* _BRIEF A_:
In the essay titled "Woulda, coulda, shoulda," where did the writer see the quote from Jonathan Tropper?
* _BRIEF B_:
Pick up the "Woulda, coulda, shoulda" essay after the Tropper quote and keep writing it.

* _ARTICLE_:

==*==

Woulda, coulda, shoulda

Often it is easier to look at the life before us and think about all the woulda, coulda, shoulda’s. If you had that different job, then your day would be so much better. If you lived in the house you almost purchased, you would have a better life. If you went on that vacation, you would be more adventurous. If you had not lost your parent or sibling, you would not be so sad or depressed. There are so many ideas we can tell ourselves about how life could be different if something had happened, or if it had not, that we can agonize over all the woulda, coulda, shoulda moments.

What if we just looked at what is?

I am a fan of Jonathan Tropper. I have read all his books, and am always interested to hear when a new one has come out. Recently a daily email newsletter from Oprah contained this quote from Tropper:

“You have to look at what you have right in front of you, at what it could be, and stop measuring it against what you’ve lost.”

==*==

* _STORED DATA_:
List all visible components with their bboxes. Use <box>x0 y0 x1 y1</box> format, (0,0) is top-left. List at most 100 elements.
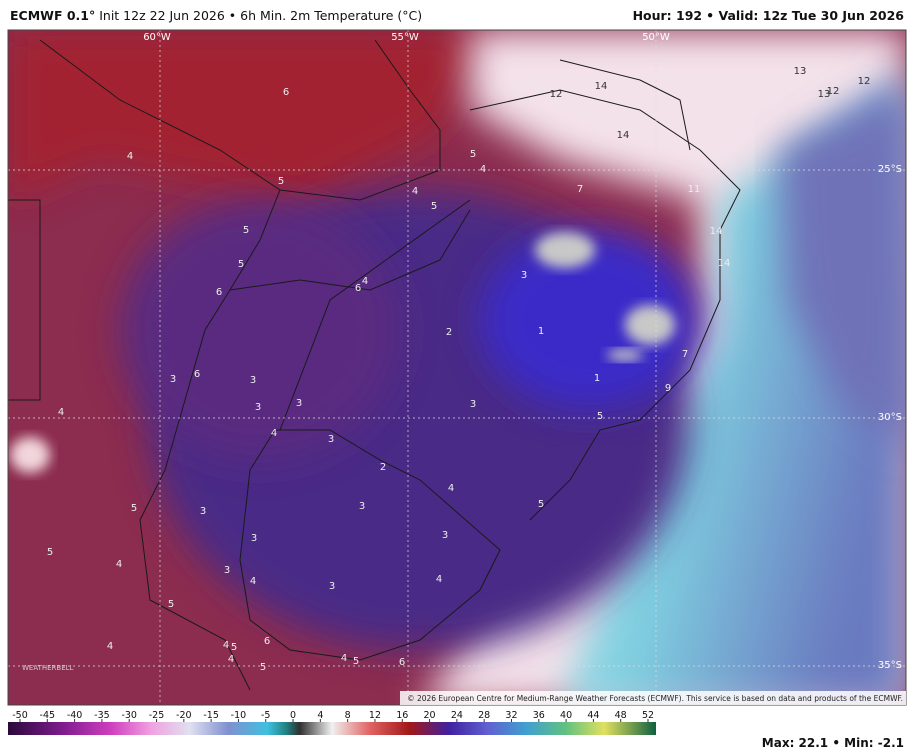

==*==

* _EXERCISE OUTPUT A_:
In a daily email newsletter from Oprah.

* _EXERCISE OUTPUT B_:
So simple, yet so eye-opening. If we looked at what we have right now, appreciate it, take care of it, love it — well life would just be better. I have had many, many times in my life where individuals have asked me, how do you do it losing your parents so early in life? How do you cope? My response: “It is what it is.” If I always compare my life to what I have lost, if I only see what I don’t have, then I am not looking at what is right in front of me. I have a great job, an amazing husband + marriage, my family is healthy, wonderful friendships, all my material needs are met. Of course I have those very tough moments when loss feels great, but those are moments. I live my life from a place of abundance, and gratitude for all that is right in front of me.

The same is true for not getting those opportunities that we want, that person we might want to date, that job we have been preparing ourselves for, or maybe it was an award we felt worthy of receiving. Whatever we think we have lost, does not really matter in the grand scheme of things, what matters is what we do with what is right in front of us. How do we seize the day? How do we make every moment worthwhile in our current job, home, marriage, party, even at the grocery store? Are we letting life pass us by just because it does not compare to what we wished we had?

My life is full, and I want to suck every moment out of every day.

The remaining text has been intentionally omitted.